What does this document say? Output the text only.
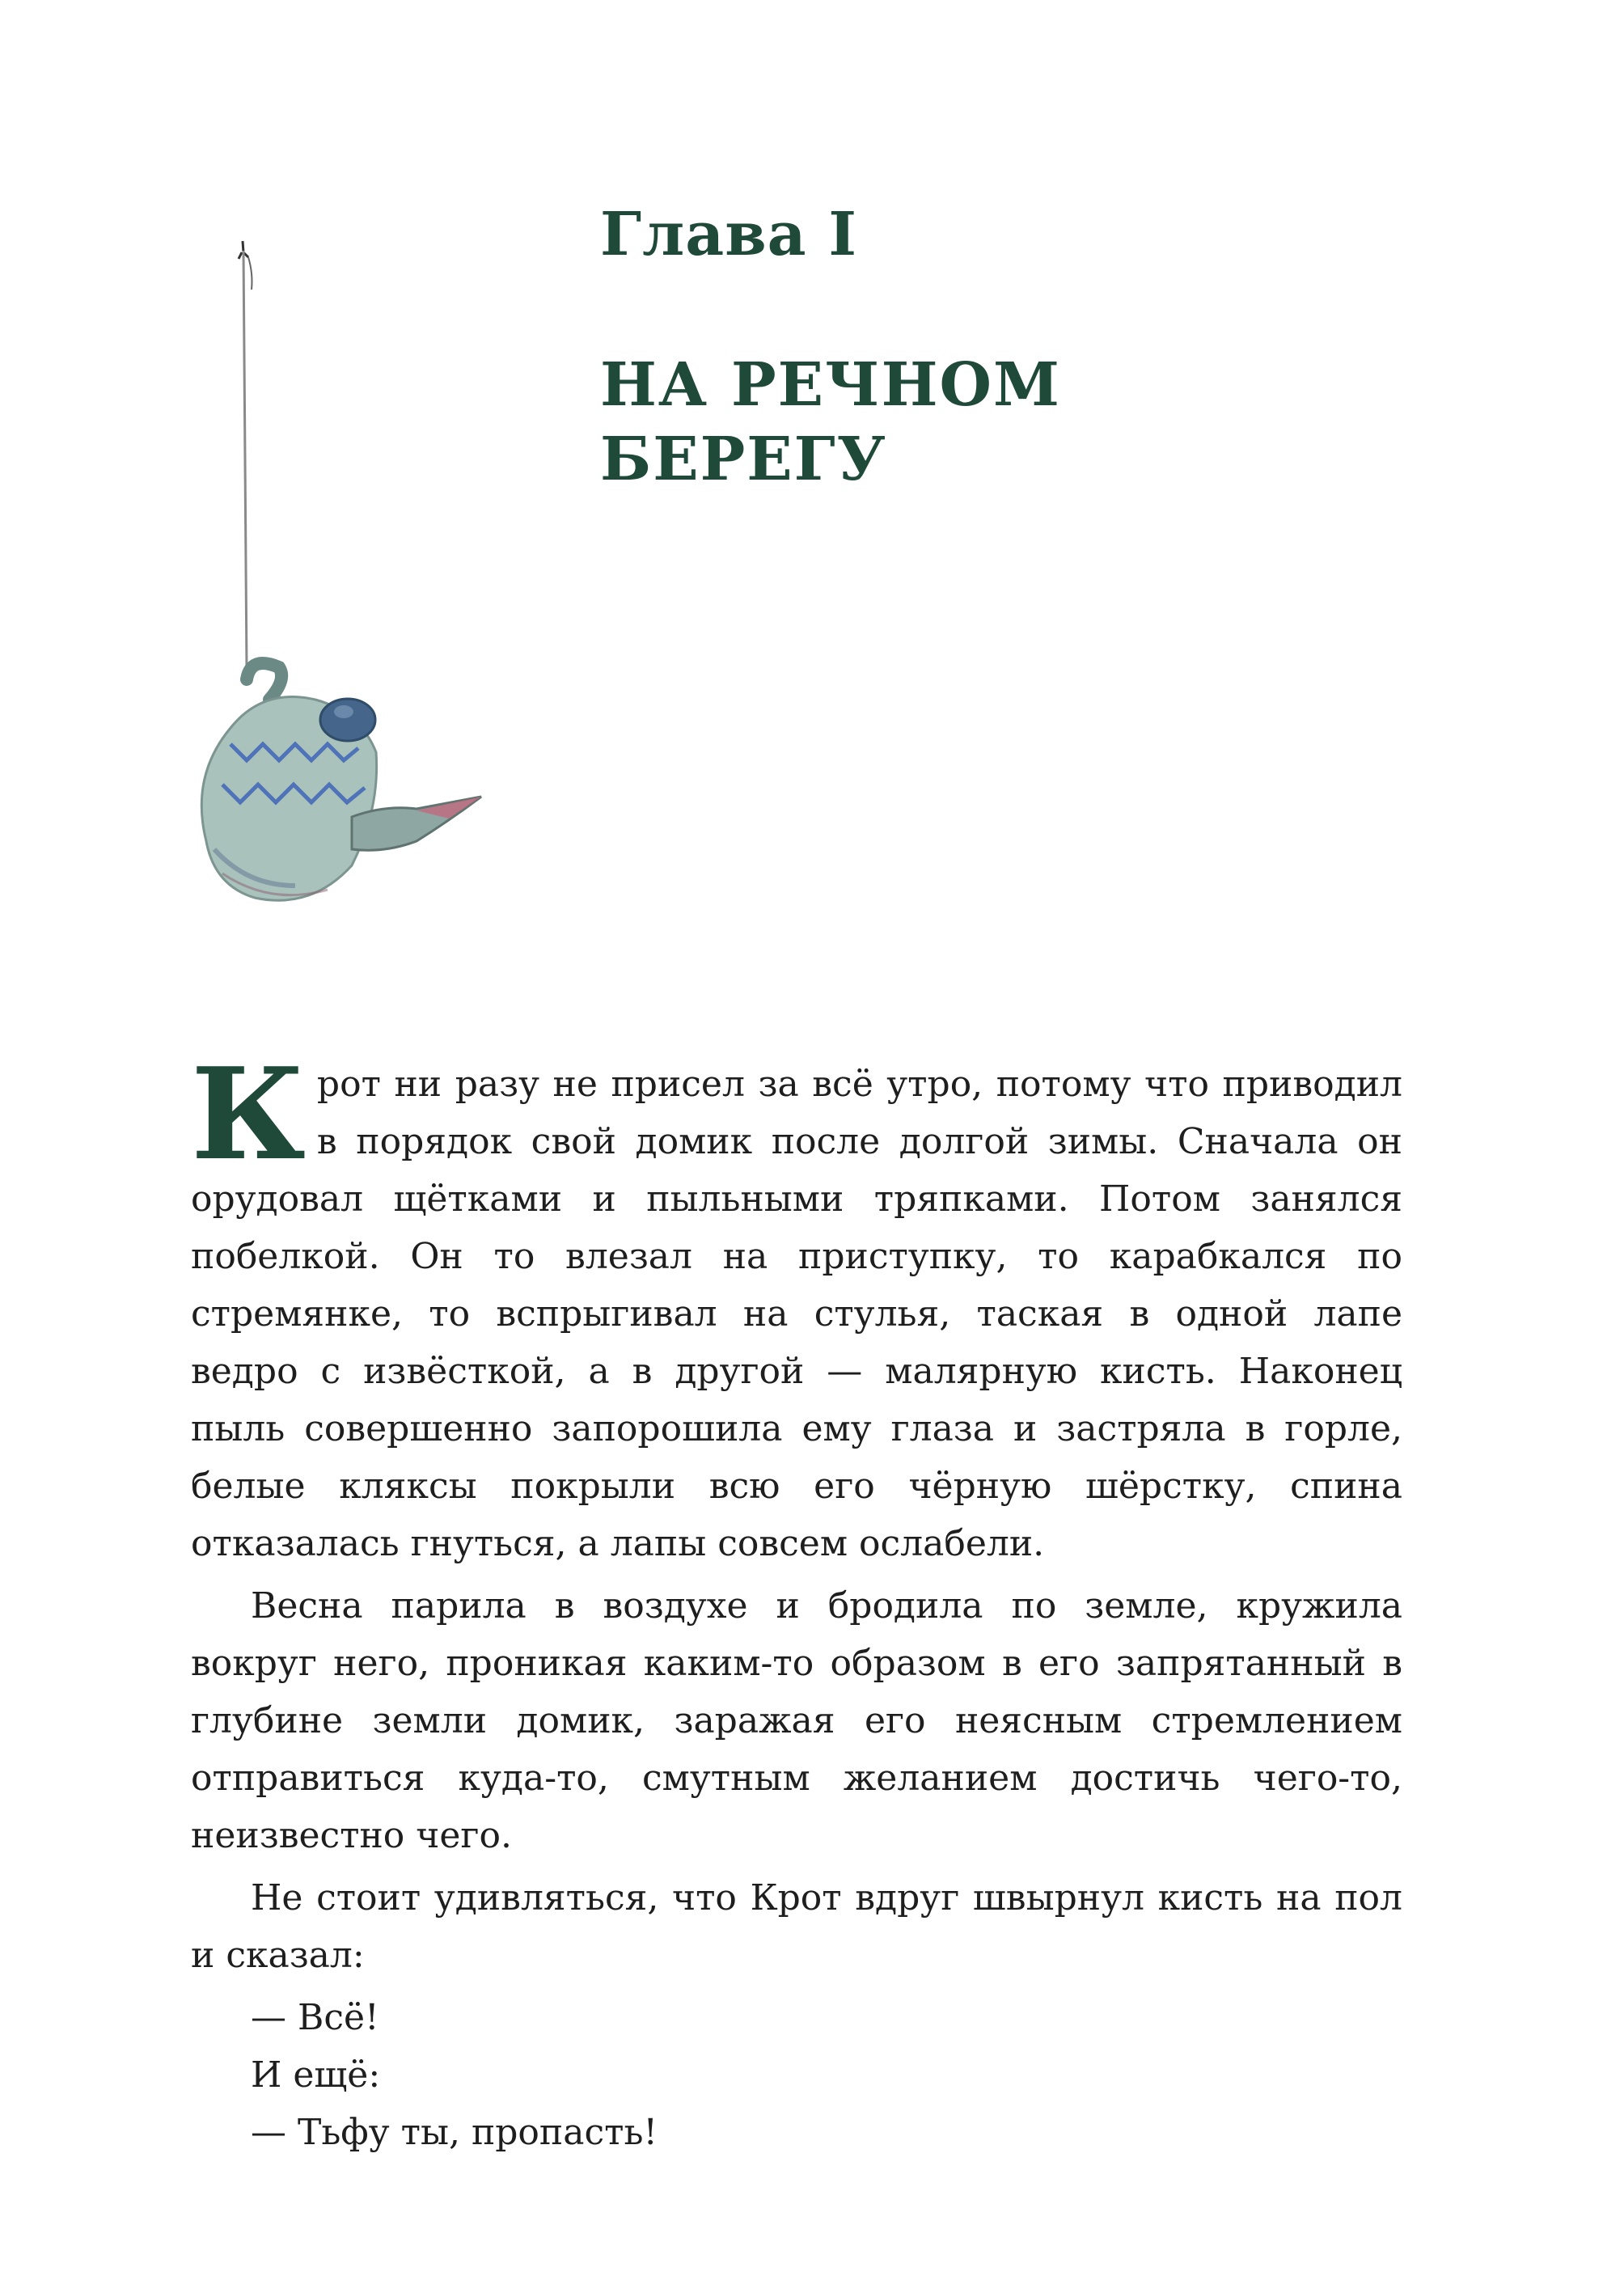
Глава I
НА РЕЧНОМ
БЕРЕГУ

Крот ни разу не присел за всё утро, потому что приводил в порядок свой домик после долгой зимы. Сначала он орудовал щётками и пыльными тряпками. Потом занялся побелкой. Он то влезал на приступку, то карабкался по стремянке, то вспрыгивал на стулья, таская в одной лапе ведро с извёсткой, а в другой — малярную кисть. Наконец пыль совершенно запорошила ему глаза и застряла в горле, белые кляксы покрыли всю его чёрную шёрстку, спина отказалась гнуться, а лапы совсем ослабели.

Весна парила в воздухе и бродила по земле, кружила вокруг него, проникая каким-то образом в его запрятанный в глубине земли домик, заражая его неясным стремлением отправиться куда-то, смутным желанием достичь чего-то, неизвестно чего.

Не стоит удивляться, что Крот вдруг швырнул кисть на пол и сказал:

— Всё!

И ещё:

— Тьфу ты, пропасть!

——————

Give the data above again in full and unchanged, skipping the pictures.

SOLUTION TO THIS PROBLEM
What does this document say? Output the text only.
Глава I
НА РЕЧНОМ
БЕРЕГУ

Крот ни разу не присел за всё утро, потому что приводил в порядок свой домик после долгой зимы. Сначала он орудовал щётками и пыльными тряпками. Потом занялся побелкой. Он то влезал на приступку, то карабкался по стремянке, то вспрыгивал на стулья, таская в одной лапе ведро с извёсткой, а в другой — малярную кисть. Наконец пыль совершенно запорошила ему глаза и застряла в горле, белые кляксы покрыли всю его чёрную шёрстку, спина отказалась гнуться, а лапы совсем ослабели.

Весна парила в воздухе и бродила по земле, кружила вокруг него, проникая каким-то образом в его запрятанный в глубине земли домик, заражая его неясным стремлением отправиться куда-то, смутным желанием достичь чего-то, неизвестно чего.

Не стоит удивляться, что Крот вдруг швырнул кисть на пол и сказал:

— Всё!

И ещё:

— Тьфу ты, пропасть!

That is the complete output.